## WHAT TO WORK ON
In the listing below, count the lines with "this" and report only the figure.

## GIVEN RECORDS

====

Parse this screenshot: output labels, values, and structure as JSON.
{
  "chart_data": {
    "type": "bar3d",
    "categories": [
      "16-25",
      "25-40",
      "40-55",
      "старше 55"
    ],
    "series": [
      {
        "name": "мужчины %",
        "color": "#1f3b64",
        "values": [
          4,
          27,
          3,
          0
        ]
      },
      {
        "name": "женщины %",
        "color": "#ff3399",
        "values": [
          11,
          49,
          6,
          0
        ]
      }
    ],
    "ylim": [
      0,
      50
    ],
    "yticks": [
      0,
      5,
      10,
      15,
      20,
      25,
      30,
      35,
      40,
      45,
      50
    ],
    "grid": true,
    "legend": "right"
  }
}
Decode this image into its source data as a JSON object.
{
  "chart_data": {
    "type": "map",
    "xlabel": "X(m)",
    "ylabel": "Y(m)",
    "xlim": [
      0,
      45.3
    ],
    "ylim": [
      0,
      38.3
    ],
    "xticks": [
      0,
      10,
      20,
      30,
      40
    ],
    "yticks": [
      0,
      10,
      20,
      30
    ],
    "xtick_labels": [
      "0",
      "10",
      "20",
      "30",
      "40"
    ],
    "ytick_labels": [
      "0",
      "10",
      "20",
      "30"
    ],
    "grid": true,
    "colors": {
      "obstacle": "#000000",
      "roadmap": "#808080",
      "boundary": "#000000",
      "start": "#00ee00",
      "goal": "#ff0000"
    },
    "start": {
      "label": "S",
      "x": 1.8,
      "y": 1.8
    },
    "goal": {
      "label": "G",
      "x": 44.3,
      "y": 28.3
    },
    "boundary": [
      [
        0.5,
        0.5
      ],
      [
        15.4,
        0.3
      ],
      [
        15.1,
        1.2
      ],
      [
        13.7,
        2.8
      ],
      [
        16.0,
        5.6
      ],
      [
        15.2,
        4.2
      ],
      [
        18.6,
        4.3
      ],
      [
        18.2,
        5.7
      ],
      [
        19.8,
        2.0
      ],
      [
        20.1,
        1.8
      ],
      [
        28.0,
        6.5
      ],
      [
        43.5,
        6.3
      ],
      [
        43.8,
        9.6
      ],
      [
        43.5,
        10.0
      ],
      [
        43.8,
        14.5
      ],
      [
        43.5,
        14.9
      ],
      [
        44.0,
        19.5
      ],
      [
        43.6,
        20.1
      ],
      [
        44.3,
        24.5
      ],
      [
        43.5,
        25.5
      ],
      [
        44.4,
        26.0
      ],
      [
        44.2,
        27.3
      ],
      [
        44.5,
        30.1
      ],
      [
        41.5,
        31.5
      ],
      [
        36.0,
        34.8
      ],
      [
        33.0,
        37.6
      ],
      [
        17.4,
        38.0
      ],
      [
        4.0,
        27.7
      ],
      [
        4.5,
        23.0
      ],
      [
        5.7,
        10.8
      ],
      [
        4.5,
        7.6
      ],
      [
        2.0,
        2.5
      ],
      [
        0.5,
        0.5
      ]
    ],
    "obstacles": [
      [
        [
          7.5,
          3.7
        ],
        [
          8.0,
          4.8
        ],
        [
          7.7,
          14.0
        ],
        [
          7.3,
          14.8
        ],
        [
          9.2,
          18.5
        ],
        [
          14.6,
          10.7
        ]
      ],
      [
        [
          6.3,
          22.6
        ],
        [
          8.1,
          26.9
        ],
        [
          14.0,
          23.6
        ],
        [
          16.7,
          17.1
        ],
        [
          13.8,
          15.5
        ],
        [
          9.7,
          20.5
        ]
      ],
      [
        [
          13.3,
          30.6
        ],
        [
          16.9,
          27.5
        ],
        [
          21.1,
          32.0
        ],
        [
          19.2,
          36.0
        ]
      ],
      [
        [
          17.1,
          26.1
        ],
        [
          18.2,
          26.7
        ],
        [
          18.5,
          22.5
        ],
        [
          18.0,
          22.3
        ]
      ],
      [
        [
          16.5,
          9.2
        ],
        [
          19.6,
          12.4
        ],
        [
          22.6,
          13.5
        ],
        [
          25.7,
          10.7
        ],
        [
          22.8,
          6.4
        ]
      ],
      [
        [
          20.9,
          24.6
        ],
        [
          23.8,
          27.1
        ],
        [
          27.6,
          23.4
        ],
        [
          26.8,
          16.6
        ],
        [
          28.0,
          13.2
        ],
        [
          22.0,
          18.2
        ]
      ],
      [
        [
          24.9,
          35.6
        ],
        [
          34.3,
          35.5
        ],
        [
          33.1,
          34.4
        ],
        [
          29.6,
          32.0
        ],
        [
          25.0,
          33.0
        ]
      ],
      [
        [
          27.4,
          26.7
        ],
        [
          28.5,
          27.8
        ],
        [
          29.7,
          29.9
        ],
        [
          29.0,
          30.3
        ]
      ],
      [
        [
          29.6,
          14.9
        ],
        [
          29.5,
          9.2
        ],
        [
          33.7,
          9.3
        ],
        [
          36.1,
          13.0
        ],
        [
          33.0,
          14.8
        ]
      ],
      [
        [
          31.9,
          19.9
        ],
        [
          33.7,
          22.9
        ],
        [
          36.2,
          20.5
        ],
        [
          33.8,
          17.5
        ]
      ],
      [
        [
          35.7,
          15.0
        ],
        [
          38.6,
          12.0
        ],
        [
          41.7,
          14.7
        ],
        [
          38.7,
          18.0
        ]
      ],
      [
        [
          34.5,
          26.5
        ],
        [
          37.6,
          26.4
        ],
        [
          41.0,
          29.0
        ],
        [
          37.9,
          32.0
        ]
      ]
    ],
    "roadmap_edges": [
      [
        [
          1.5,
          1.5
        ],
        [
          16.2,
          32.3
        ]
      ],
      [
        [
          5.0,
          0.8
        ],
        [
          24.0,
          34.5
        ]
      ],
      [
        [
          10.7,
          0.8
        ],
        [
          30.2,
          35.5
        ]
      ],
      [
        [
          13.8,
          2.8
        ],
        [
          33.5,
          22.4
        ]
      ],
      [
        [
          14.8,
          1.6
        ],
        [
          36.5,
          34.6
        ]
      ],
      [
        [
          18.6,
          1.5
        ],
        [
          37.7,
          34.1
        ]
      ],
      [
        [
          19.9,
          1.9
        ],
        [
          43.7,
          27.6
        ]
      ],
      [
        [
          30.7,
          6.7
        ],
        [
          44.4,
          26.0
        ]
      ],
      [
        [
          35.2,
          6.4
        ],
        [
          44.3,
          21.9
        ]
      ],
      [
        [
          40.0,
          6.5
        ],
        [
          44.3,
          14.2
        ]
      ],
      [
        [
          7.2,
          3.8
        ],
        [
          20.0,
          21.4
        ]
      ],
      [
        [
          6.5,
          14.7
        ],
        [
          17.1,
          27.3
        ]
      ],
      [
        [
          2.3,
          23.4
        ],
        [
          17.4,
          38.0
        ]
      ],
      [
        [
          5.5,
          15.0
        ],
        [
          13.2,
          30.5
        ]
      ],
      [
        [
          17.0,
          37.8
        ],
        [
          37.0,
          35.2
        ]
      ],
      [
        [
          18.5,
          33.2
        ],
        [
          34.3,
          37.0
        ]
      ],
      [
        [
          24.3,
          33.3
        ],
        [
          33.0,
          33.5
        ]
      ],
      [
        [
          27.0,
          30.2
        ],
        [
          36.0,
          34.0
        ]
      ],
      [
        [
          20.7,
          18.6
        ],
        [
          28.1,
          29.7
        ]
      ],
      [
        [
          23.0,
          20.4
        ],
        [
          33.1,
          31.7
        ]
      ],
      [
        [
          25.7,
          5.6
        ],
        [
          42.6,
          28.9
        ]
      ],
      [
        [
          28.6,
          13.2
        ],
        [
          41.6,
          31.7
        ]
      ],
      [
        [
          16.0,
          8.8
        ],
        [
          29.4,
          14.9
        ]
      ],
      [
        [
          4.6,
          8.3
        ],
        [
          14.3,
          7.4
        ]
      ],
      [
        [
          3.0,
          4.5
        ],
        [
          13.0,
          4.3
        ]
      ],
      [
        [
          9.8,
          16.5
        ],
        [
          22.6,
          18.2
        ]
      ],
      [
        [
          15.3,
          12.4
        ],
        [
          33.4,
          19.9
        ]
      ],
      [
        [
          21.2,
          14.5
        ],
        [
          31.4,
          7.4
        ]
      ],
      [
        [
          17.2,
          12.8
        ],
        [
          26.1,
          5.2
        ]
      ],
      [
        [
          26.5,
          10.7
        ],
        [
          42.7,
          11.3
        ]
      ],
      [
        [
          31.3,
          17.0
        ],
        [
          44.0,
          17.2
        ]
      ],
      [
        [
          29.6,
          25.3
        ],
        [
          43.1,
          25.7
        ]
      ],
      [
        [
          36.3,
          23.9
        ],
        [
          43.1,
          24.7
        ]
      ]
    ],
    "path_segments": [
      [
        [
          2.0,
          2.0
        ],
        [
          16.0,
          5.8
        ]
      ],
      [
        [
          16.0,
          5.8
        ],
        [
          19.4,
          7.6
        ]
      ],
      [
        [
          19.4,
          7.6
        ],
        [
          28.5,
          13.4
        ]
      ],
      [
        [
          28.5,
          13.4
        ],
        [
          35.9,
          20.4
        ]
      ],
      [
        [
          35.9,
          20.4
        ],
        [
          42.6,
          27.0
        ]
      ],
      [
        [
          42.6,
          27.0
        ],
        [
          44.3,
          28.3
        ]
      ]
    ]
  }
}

====

## FULL RESPONSE
2